Images are not part of the copy; write out the rest of the data exactly as given.

**** DATA FOR THIS EXERCISE

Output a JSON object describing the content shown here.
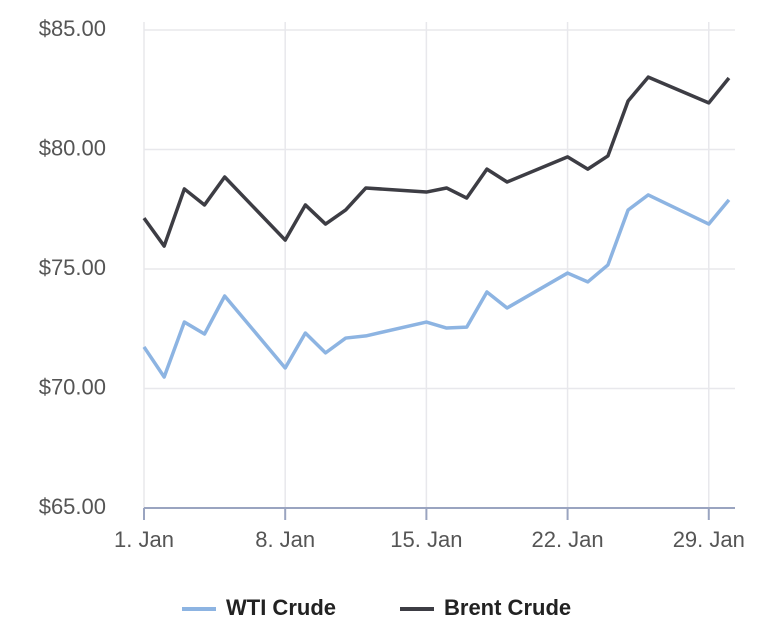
{
  "chart_data": {
    "type": "line",
    "x": [
      1,
      2,
      3,
      4,
      5,
      8,
      9,
      10,
      11,
      12,
      15,
      16,
      17,
      18,
      19,
      22,
      23,
      24,
      25,
      26,
      29,
      30
    ],
    "series": [
      {
        "name": "WTI Crude",
        "color": "#8db4e2",
        "values": [
          71.74,
          70.48,
          72.78,
          72.28,
          73.87,
          70.86,
          72.32,
          71.49,
          72.11,
          72.2,
          72.78,
          72.53,
          72.57,
          74.04,
          73.37,
          74.83,
          74.46,
          75.17,
          77.47,
          78.1,
          76.88,
          77.89
        ]
      },
      {
        "name": "Brent Crude",
        "color": "#3d3d44",
        "values": [
          77.13,
          75.96,
          78.35,
          77.68,
          78.85,
          76.21,
          77.68,
          76.88,
          77.47,
          78.39,
          78.22,
          78.39,
          77.97,
          79.18,
          78.64,
          79.69,
          79.18,
          79.73,
          82.03,
          83.03,
          81.95,
          82.99
        ]
      }
    ],
    "xlim": [
      1,
      30.3
    ],
    "xticks": [
      {
        "value": 1,
        "label": "1. Jan"
      },
      {
        "value": 8,
        "label": "8. Jan"
      },
      {
        "value": 15,
        "label": "15. Jan"
      },
      {
        "value": 22,
        "label": "22. Jan"
      },
      {
        "value": 29,
        "label": "29. Jan"
      }
    ],
    "ylim": [
      65,
      85
    ],
    "yticks": [
      {
        "value": 65,
        "label": "$65.00"
      },
      {
        "value": 70,
        "label": "$70.00"
      },
      {
        "value": 75,
        "label": "$75.00"
      },
      {
        "value": 80,
        "label": "$80.00"
      },
      {
        "value": 85,
        "label": "$85.00"
      }
    ],
    "grid": true,
    "legend": "bottom"
  }
}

********

RESULT:
Output a JSON object describing the content shown here.
{
  "chart_data": {
    "type": "line",
    "x": [
      1,
      2,
      3,
      4,
      5,
      8,
      9,
      10,
      11,
      12,
      15,
      16,
      17,
      18,
      19,
      22,
      23,
      24,
      25,
      26,
      29,
      30
    ],
    "series": [
      {
        "name": "WTI Crude",
        "color": "#8db4e2",
        "values": [
          71.74,
          70.48,
          72.78,
          72.28,
          73.87,
          70.86,
          72.32,
          71.49,
          72.11,
          72.2,
          72.78,
          72.53,
          72.57,
          74.04,
          73.37,
          74.83,
          74.46,
          75.17,
          77.47,
          78.1,
          76.88,
          77.89
        ]
      },
      {
        "name": "Brent Crude",
        "color": "#3d3d44",
        "values": [
          77.13,
          75.96,
          78.35,
          77.68,
          78.85,
          76.21,
          77.68,
          76.88,
          77.47,
          78.39,
          78.22,
          78.39,
          77.97,
          79.18,
          78.64,
          79.69,
          79.18,
          79.73,
          82.03,
          83.03,
          81.95,
          82.99
        ]
      }
    ],
    "xlim": [
      1,
      30.3
    ],
    "xticks": [
      {
        "value": 1,
        "label": "1. Jan"
      },
      {
        "value": 8,
        "label": "8. Jan"
      },
      {
        "value": 15,
        "label": "15. Jan"
      },
      {
        "value": 22,
        "label": "22. Jan"
      },
      {
        "value": 29,
        "label": "29. Jan"
      }
    ],
    "ylim": [
      65,
      85
    ],
    "yticks": [
      {
        "value": 65,
        "label": "$65.00"
      },
      {
        "value": 70,
        "label": "$70.00"
      },
      {
        "value": 75,
        "label": "$75.00"
      },
      {
        "value": 80,
        "label": "$80.00"
      },
      {
        "value": 85,
        "label": "$85.00"
      }
    ],
    "grid": true,
    "legend": "bottom"
  }
}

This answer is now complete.